Saved entries
********

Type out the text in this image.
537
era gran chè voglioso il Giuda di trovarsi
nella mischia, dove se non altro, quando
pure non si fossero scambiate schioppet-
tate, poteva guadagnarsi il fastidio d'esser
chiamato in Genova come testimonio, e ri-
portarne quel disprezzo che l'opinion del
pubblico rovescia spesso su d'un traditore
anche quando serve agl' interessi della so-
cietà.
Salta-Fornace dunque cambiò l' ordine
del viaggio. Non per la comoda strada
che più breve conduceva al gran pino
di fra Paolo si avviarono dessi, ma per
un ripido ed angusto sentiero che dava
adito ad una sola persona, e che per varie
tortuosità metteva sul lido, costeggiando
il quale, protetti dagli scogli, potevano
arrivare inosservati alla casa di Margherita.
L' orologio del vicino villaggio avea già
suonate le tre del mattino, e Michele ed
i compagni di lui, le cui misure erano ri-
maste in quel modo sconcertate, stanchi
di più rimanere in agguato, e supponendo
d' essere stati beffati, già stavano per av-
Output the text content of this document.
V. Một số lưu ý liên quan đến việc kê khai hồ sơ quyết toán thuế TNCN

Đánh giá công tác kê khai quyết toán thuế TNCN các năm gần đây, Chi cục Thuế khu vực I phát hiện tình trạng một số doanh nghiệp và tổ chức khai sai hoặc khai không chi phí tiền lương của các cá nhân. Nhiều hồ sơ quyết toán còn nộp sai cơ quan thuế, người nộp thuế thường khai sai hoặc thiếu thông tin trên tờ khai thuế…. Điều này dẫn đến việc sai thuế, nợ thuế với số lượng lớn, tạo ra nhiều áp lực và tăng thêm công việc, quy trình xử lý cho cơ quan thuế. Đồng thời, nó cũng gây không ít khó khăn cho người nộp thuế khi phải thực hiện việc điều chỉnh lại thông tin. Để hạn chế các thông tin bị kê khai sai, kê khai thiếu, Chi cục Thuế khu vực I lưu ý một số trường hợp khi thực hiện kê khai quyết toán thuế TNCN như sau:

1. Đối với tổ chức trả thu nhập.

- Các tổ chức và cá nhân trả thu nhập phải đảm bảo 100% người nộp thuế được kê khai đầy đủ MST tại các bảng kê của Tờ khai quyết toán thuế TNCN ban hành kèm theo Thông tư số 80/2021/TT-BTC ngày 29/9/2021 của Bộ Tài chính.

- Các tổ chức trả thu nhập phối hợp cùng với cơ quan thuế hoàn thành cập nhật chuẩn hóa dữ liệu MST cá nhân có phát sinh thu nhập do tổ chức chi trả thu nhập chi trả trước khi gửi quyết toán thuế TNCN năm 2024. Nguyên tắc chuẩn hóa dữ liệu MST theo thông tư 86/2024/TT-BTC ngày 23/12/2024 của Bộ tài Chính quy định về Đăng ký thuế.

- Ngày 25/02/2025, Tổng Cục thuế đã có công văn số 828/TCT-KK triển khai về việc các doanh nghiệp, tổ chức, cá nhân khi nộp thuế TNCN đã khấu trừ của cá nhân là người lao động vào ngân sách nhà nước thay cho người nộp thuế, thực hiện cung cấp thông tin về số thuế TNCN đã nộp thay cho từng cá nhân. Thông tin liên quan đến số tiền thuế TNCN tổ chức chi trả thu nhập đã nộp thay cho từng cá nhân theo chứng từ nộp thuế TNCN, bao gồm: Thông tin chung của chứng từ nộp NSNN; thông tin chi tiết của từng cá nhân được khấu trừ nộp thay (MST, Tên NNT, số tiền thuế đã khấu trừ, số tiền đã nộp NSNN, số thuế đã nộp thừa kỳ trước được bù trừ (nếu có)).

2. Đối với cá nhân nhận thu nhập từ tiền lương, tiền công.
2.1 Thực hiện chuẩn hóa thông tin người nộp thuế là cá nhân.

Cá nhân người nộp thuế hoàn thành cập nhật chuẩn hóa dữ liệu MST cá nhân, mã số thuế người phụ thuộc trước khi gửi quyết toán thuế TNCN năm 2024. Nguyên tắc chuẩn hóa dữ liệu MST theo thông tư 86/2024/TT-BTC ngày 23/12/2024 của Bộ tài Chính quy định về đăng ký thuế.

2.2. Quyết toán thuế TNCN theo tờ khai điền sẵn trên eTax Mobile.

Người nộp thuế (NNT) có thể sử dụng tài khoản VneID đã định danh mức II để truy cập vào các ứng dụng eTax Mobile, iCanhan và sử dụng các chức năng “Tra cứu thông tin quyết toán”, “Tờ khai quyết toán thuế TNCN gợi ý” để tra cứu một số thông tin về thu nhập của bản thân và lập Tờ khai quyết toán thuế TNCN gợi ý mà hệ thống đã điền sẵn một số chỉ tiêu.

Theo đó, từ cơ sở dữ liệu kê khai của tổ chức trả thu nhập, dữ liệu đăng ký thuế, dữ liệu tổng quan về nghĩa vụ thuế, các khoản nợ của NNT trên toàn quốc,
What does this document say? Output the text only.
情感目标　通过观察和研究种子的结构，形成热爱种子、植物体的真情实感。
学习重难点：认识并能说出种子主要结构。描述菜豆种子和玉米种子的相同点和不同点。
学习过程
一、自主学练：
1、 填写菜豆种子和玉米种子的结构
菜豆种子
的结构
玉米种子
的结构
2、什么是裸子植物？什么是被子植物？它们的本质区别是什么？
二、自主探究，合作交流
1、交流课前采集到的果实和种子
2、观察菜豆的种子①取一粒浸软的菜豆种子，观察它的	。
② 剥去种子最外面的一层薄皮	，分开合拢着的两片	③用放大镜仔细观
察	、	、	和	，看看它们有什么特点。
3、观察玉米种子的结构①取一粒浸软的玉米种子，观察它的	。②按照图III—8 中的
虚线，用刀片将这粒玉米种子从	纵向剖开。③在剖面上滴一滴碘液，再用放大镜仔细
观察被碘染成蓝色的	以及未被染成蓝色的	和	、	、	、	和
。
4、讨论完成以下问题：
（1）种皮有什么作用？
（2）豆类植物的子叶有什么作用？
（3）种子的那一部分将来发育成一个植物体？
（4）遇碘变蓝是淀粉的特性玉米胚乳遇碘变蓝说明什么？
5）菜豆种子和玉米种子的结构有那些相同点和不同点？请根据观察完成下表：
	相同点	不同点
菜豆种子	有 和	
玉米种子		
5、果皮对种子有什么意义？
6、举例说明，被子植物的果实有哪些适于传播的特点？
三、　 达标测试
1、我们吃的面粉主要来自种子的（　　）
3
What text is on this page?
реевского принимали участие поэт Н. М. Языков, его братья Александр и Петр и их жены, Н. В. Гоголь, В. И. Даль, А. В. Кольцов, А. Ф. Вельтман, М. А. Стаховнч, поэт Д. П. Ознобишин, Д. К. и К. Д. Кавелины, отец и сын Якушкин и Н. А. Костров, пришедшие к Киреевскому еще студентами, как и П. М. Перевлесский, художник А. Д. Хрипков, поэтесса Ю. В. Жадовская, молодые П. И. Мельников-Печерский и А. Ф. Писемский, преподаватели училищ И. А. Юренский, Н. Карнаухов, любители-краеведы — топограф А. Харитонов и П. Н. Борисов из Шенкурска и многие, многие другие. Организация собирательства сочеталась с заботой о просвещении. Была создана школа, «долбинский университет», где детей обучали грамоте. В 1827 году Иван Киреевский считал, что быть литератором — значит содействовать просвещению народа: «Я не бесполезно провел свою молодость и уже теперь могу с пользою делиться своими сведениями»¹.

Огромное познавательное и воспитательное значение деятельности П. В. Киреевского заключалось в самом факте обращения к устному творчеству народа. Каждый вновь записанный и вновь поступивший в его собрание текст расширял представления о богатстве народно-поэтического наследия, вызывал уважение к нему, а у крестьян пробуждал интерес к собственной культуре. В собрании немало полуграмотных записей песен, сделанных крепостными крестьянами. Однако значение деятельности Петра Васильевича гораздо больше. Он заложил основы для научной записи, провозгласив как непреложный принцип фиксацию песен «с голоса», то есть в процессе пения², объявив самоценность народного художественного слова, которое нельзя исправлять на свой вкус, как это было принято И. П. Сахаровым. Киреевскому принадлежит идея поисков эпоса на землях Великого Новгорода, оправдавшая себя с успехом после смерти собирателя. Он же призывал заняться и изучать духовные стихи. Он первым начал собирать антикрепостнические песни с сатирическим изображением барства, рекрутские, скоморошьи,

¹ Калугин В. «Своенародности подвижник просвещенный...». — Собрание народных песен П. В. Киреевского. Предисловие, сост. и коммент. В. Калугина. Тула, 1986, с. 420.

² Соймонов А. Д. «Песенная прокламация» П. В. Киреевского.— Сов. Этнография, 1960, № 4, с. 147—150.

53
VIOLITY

********

GIVEN EXERCISE
Only a number is wanted: how many lines of the material above hold "document"?

SOLUTION TO THIS PROBLEM
2